Data for this task:
:::

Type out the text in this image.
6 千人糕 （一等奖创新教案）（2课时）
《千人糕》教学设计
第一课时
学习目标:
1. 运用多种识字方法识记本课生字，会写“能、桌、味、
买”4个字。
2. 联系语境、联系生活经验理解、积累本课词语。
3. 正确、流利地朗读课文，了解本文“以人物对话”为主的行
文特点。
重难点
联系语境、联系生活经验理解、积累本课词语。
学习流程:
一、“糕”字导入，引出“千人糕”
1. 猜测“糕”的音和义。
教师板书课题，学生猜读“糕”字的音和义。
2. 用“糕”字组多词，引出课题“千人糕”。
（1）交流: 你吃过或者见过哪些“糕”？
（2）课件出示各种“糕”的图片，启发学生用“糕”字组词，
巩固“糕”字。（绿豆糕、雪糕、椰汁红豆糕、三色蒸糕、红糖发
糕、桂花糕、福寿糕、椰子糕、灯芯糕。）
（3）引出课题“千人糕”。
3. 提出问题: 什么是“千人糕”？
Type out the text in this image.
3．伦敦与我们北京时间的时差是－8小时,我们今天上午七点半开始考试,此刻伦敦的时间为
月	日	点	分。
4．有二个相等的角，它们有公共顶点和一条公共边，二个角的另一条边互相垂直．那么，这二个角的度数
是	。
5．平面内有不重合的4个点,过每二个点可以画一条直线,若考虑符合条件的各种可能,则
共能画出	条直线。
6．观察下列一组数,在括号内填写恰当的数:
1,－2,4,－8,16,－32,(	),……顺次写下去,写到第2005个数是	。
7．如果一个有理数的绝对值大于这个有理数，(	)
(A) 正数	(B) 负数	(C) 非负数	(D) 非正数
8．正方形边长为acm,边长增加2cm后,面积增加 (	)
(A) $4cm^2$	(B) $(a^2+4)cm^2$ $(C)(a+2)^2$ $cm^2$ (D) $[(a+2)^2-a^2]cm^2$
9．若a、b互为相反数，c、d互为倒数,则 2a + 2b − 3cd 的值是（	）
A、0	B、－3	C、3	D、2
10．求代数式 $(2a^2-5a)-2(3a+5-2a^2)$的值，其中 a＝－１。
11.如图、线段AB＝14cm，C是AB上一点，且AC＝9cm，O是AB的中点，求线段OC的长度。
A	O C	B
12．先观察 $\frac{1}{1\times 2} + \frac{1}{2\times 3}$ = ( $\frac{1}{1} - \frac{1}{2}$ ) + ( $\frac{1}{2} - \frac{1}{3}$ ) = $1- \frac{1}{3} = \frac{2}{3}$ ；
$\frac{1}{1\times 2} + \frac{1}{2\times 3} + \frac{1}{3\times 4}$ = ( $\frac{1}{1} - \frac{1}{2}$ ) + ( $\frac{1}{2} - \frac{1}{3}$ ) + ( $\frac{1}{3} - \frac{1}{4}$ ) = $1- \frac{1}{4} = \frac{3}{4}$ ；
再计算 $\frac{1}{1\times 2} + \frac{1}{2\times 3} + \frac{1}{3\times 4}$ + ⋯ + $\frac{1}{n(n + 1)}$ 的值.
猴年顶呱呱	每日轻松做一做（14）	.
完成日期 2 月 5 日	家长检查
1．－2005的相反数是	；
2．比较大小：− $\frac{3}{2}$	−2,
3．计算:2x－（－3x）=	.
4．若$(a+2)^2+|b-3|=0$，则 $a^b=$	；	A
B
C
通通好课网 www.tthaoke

:::

Written task: The entries above must be returned in full, exactly as shown.

Written answer:
Type out the text in this image.
6 千人糕 （一等奖创新教案）（2课时）
《千人糕》教学设计
第一课时
学习目标:
1. 运用多种识字方法识记本课生字，会写“能、桌、味、
买”4个字。
2. 联系语境、联系生活经验理解、积累本课词语。
3. 正确、流利地朗读课文，了解本文“以人物对话”为主的行
文特点。
重难点
联系语境、联系生活经验理解、积累本课词语。
学习流程:
一、“糕”字导入，引出“千人糕”
1. 猜测“糕”的音和义。
教师板书课题，学生猜读“糕”字的音和义。
2. 用“糕”字组多词，引出课题“千人糕”。
（1）交流: 你吃过或者见过哪些“糕”？
（2）课件出示各种“糕”的图片，启发学生用“糕”字组词，
巩固“糕”字。（绿豆糕、雪糕、椰汁红豆糕、三色蒸糕、红糖发
糕、桂花糕、福寿糕、椰子糕、灯芯糕。）
（3）引出课题“千人糕”。
3. 提出问题: 什么是“千人糕”？
Type out the text in this image.
3．伦敦与我们北京时间的时差是－8小时,我们今天上午七点半开始考试,此刻伦敦的时间为
月	日	点	分。
4．有二个相等的角，它们有公共顶点和一条公共边，二个角的另一条边互相垂直．那么，这二个角的度数
是	。
5．平面内有不重合的4个点,过每二个点可以画一条直线,若考虑符合条件的各种可能,则
共能画出	条直线。
6．观察下列一组数,在括号内填写恰当的数:
1,－2,4,－8,16,－32,(	),……顺次写下去,写到第2005个数是	。
7．如果一个有理数的绝对值大于这个有理数，(	)
(A) 正数	(B) 负数	(C) 非负数	(D) 非正数
8．正方形边长为acm,边长增加2cm后,面积增加 (	)
(A) $4cm^2$	(B) $(a^2+4)cm^2$ $(C)(a+2)^2$ $cm^2$ (D) $[(a+2)^2-a^2]cm^2$
9．若a、b互为相反数，c、d互为倒数,则 2a + 2b − 3cd 的值是（	）
A、0	B、－3	C、3	D、2
10．求代数式 $(2a^2-5a)-2(3a+5-2a^2)$的值，其中 a＝－１。
11.如图、线段AB＝14cm，C是AB上一点，且AC＝9cm，O是AB的中点，求线段OC的长度。
A	O C	B
12．先观察 $\frac{1}{1\times 2} + \frac{1}{2\times 3}$ = ( $\frac{1}{1} - \frac{1}{2}$ ) + ( $\frac{1}{2} - \frac{1}{3}$ ) = $1- \frac{1}{3} = \frac{2}{3}$ ；
$\frac{1}{1\times 2} + \frac{1}{2\times 3} + \frac{1}{3\times 4}$ = ( $\frac{1}{1} - \frac{1}{2}$ ) + ( $\frac{1}{2} - \frac{1}{3}$ ) + ( $\frac{1}{3} - \frac{1}{4}$ ) = $1- \frac{1}{4} = \frac{3}{4}$ ；
再计算 $\frac{1}{1\times 2} + \frac{1}{2\times 3} + \frac{1}{3\times 4}$ + ⋯ + $\frac{1}{n(n + 1)}$ 的值.
猴年顶呱呱	每日轻松做一做（14）	.
完成日期 2 月 5 日	家长检查
1．－2005的相反数是	；
2．比较大小：− $\frac{3}{2}$	−2,
3．计算:2x－（－3x）=	.
4．若$(a+2)^2+|b-3|=0$，则 $a^b=$	；	A
B
C
通通好课网 www.tthaoke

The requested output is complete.